_Text section_:
------------------------

4.1        The Committee is grateful to those organisations and individuals who made submissions on, or testified regarding, the Corporate Code of Conduct Bill 2000.

4.2        The Committee noted that a number of submissions, such as those from the Australian Chamber of Commerce and Industry, and Community Aid Abroad were of particular assistance to the Committee because, as Senator Murray remarked, they contained “detailed commentary ... on weaknesses and shortcomings in the bill”.[1]

4.3        A number of submissions and witnesses had mostly negative criticisms.  The Committee notes Senator Murray’s statement regarding the usefulness of the “positive” criticisms, of which there were also a number, such as those by Mr Sean Cooney.[2] The Committee is assisted by negative criticisms in deciding whether to recommend rejecting a bill, but regards positive criticisms as helpful in devising ways to remedy deficiencies in proposed legislation.

4.4        The Committee is aware that no piece of legislation is perfect, and it aids the legislation process greatly to have potential flaws in draft legislation set out succinctly and have suggestions put forward as to how to remedy these flaws.

Summary of findings regarding the Bill

4.5        The current Bill may have been drafted with the best of intentions. The protection of workers and consumers is undeniably a laudable goal. The Committee’s task was to determine if the current Bill would achieve this goal. Regrettably, for a variety of reasons discussed below, the Committee believes that the Bill is impracticable and unwarranted.

100 employee threshold

4.6        The Bill’s scope, as noted by Mr Ross Cameron MP, encompasses “proprietary companies as well as public companies”.[3] The Bill thus seeks to regulate a large number of corporate entities.

4.7        Several submitters and witnesses suggested lowering the current 100 employee threshold specified in the Bill.[4] This would have the effect of increasing the number of corporate entities subject to regulation by the Bill.

4.8        The Committee concludes that regulating the many corporations that would be covered by the Bill, even as currently drafted, presents, as Mr Bosch stated, a “heavy burden” for the Australian Securities and Investments Commission.

------------------------

_Data supplied_:
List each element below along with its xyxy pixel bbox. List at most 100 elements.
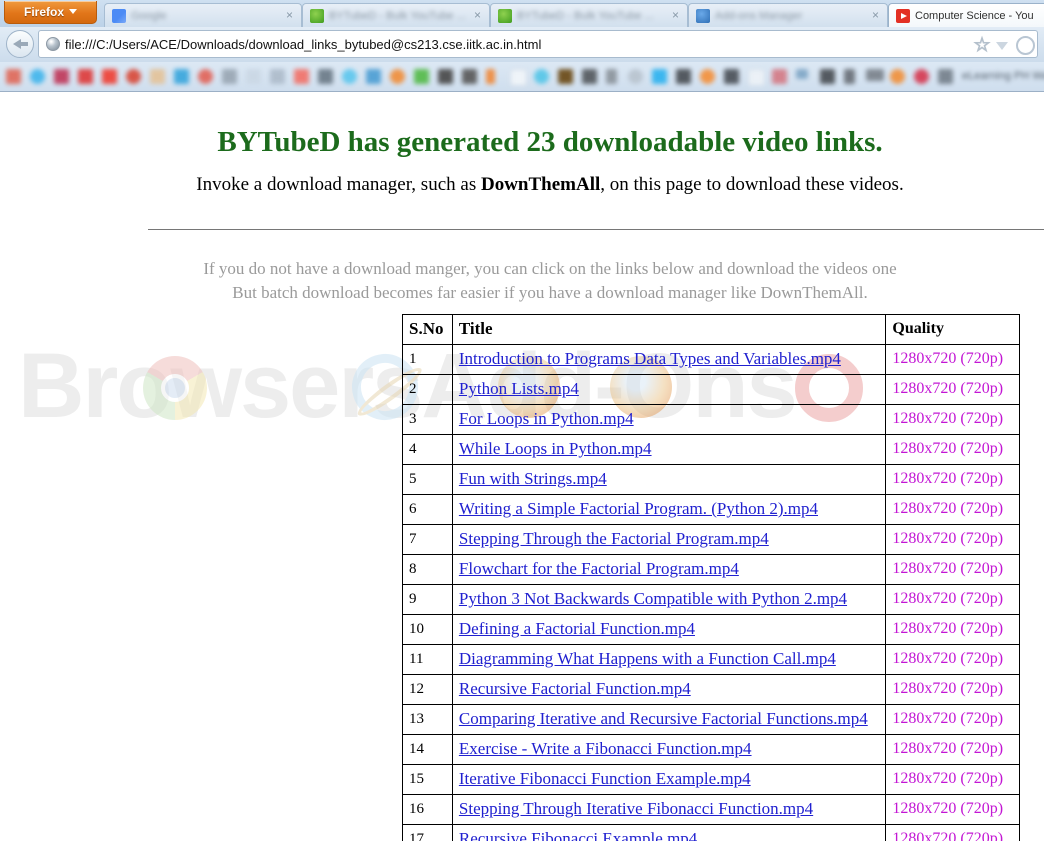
video-download-link[interactable]: Fun with Strings.mp4 xyxy=(459,469,607,488)
video-download-link[interactable]: Defining a Factorial Function.mp4 xyxy=(459,619,695,638)
bookmark-icon[interactable] xyxy=(222,69,237,84)
column-header-sno: S.No xyxy=(402,314,453,345)
bookmark-icon[interactable] xyxy=(676,69,691,84)
bookmark-icon[interactable] xyxy=(652,69,667,84)
bookmark-icon[interactable] xyxy=(748,69,765,86)
bookmark-icon[interactable] xyxy=(820,69,835,84)
bookmark-icon[interactable] xyxy=(628,69,643,84)
firefox-menu-button[interactable]: Firefox xyxy=(4,1,97,24)
bookmark-icon[interactable] xyxy=(700,69,715,84)
bookmark-icon[interactable] xyxy=(438,69,453,84)
video-download-link[interactable]: Recursive Fibonacci Example.mp4 xyxy=(459,829,697,841)
video-download-link[interactable]: Stepping Through the Factorial Program.m… xyxy=(459,529,769,548)
bookmark-icon[interactable] xyxy=(198,69,213,84)
cell-sno: 4 xyxy=(402,434,453,465)
google-icon xyxy=(112,9,126,23)
cell-sno: 14 xyxy=(402,734,453,765)
tab-google[interactable]: Google × xyxy=(104,3,302,27)
bookmark-overflow-label[interactable]: eLearning PH Warse ... xyxy=(962,70,1044,82)
video-download-link[interactable]: Comparing Iterative and Recursive Factor… xyxy=(459,709,868,728)
cell-sno: 3 xyxy=(402,404,453,435)
cell-quality: 1280x720 (720p) xyxy=(885,434,1020,465)
chevron-down-icon[interactable] xyxy=(996,42,1008,50)
bookmark-icon[interactable] xyxy=(318,69,333,84)
close-icon[interactable]: × xyxy=(869,8,882,22)
video-download-link[interactable]: Recursive Factorial Function.mp4 xyxy=(459,679,691,698)
bookmark-icon[interactable] xyxy=(486,69,495,84)
tab-label: BYTubeD - Bulk YouTube ... xyxy=(329,10,466,22)
bookmark-icon[interactable] xyxy=(534,69,549,84)
cell-title: Python 3 Not Backwards Compatible with P… xyxy=(451,584,887,615)
bookmark-icon[interactable] xyxy=(246,69,261,84)
tab-computer-science-youtube[interactable]: Computer Science - You xyxy=(888,3,1044,27)
bookmark-icon[interactable] xyxy=(914,69,929,84)
video-download-link[interactable]: Flowchart for the Factorial Program.mp4 xyxy=(459,559,739,578)
globe-icon xyxy=(46,37,60,51)
video-download-link[interactable]: Diagramming What Happens with a Function… xyxy=(459,649,836,668)
bookmark-icon[interactable] xyxy=(890,69,905,84)
cell-sno: 11 xyxy=(402,644,453,675)
bookmark-icon[interactable] xyxy=(6,69,21,84)
bookmark-icon[interactable] xyxy=(462,69,477,84)
bookmark-star-icon[interactable]: ☆ xyxy=(973,36,991,56)
horizontal-divider xyxy=(148,229,1044,230)
firefox-menu-label: Firefox xyxy=(23,5,64,19)
tab-addons-manager[interactable]: Add-ons Manager × xyxy=(688,3,888,27)
cell-sno: 5 xyxy=(402,464,453,495)
tab-label: Add-ons Manager xyxy=(715,10,803,22)
bookmark-icon[interactable] xyxy=(342,69,357,84)
bookmark-icon[interactable] xyxy=(294,69,309,84)
tab-bytubed-1[interactable]: BYTubeD - Bulk YouTube ... × xyxy=(302,3,490,27)
close-icon[interactable]: × xyxy=(283,8,296,22)
close-icon[interactable]: × xyxy=(669,8,682,22)
table-body: 1 Introduction to Programs Data Types and… xyxy=(402,344,1020,841)
bookmark-icon[interactable] xyxy=(510,69,527,86)
tab-strip: Firefox Google × BYTubeD - Bulk YouTube … xyxy=(0,0,1044,27)
bookmark-icon[interactable] xyxy=(78,69,93,84)
address-bar[interactable]: file:///C:/Users/ACE/Downloads/download_… xyxy=(38,30,1038,58)
video-download-link[interactable]: Iterative Fibonacci Function Example.mp4 xyxy=(459,769,751,788)
video-download-link[interactable]: Stepping Through Iterative Fibonacci Fun… xyxy=(459,799,813,818)
table-row: 15 Iterative Fibonacci Function Example.m… xyxy=(402,764,1020,795)
bookmark-icon[interactable] xyxy=(54,69,69,84)
bookmark-icon[interactable] xyxy=(126,69,141,84)
cell-title: Iterative Fibonacci Function Example.mp4 xyxy=(451,764,887,795)
bookmark-icon[interactable] xyxy=(724,69,739,84)
bookmark-icon[interactable] xyxy=(414,69,429,84)
bookmark-icon[interactable] xyxy=(366,69,381,84)
cell-title: Fun with Strings.mp4 xyxy=(451,464,887,495)
cell-title: Writing a Simple Factorial Program. (Pyt… xyxy=(451,494,887,525)
bookmark-icon[interactable] xyxy=(390,69,405,84)
video-download-link[interactable]: While Loops in Python.mp4 xyxy=(459,439,652,458)
bookmark-icon[interactable] xyxy=(558,69,573,84)
bookmark-icon[interactable] xyxy=(844,69,855,84)
cell-quality: 1280x720 (720p) xyxy=(885,524,1020,555)
video-download-link[interactable]: Exercise - Write a Fibonacci Function.mp… xyxy=(459,739,752,758)
video-download-link[interactable]: Writing a Simple Factorial Program. (Pyt… xyxy=(459,499,818,518)
bookmark-icon[interactable] xyxy=(150,69,165,84)
close-icon[interactable]: × xyxy=(471,8,484,22)
cell-title: Recursive Fibonacci Example.mp4 xyxy=(451,824,887,841)
bookmark-icon[interactable] xyxy=(174,69,189,84)
table-row: 3 For Loops in Python.mp4 1280x720 (720p) xyxy=(402,404,1020,435)
bookmark-icon[interactable] xyxy=(772,69,787,84)
bookmark-icon[interactable] xyxy=(606,69,617,84)
bookmark-icon[interactable] xyxy=(796,69,808,79)
note-line-2: But batch download becomes far easier if… xyxy=(232,283,868,302)
back-button[interactable] xyxy=(6,30,34,58)
page-note: If you do not have a download manger, yo… xyxy=(0,257,1044,305)
bookmark-icon[interactable] xyxy=(582,69,597,84)
tab-bytubed-2[interactable]: BYTubeD - Bulk YouTube ... × xyxy=(490,3,688,27)
video-download-link[interactable]: Python Lists.mp4 xyxy=(459,379,579,398)
video-download-link[interactable]: For Loops in Python.mp4 xyxy=(459,409,634,428)
bookmark-icon[interactable] xyxy=(102,69,117,84)
video-download-link[interactable]: Introduction to Programs Data Types and … xyxy=(459,349,841,368)
reload-icon[interactable] xyxy=(1016,36,1035,55)
table-row: 14 Exercise - Write a Fibonacci Function.… xyxy=(402,734,1020,765)
bookmark-icon[interactable] xyxy=(270,69,285,84)
bookmark-icon[interactable] xyxy=(938,69,953,84)
table-row: 7 Stepping Through the Factorial Program.… xyxy=(402,524,1020,555)
video-download-link[interactable]: Python 3 Not Backwards Compatible with P… xyxy=(459,589,847,608)
bookmark-icon[interactable] xyxy=(866,69,884,81)
bookmark-icon[interactable] xyxy=(30,69,45,84)
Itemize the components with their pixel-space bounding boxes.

------------------------

Write the next part of the committee report on the Corporate Code of Conduct Bill 2000, picking up after its final paragraph. The lines above come from a separate source, not from the committee report on the Corporate Code of Conduct Bill 2000.

_Task answer_:
4.9        The Committee finds that this Bill may do more harm than good and therefore the extra regulation required by the Bill would constitute an unacceptable “burden” for the Australian Securities and Investments Commission. The Committee therefore concludes that the regulatory regime the Bill would create would be unworkable.

Threats to Public Health

4.10      The Bill requires corporations to “take all reasonable measures to prevent any serious threat to public health”.[5]

4.11      The Bill does not apply to all Australian corporations operating overseas, however, but only to those with more than 100 employees. The Committee finds it unacceptable that any legislation should imply that only certain corporations should refrain from threatening public health.

4.12      Moreover, the Committee believes that this part of the Bill is unnecessary. Common Law rights relating to negligence would already allow foreign litigants in most circumstances to sue in Australian courts for damage suffered from negligent behaviour. The Committee considers it unwise to interfere with these Common Law rights.

Foreign holding companies

4.13      The Bill would regulate Australian corporations with over 100 employees overseas and

(b) a holding company of such a corporation.[6]

4.14      Such a holding company may not be an Australian corporate entity. The Bill would therefore seek to regulate, for example, as Mr Benjamin McLaughlin of the Australian Institute of Company Directors testified, America’s General Motors.[7]

4.15      It would be an unusual extension of the principle of extraterritoriality if the Australian Parliament enacted legislation that sought to regulate the activities of foreign corporations in foreign jurisdictions.

4.16      The Bill could be redrafted to remove this anomaly, but any such redrafting to remove foreign corporations from the purview of the Bill would allow Australian corporations to avoid being subject to the Bill by having themselves incorporated in a foreign jurisdiction.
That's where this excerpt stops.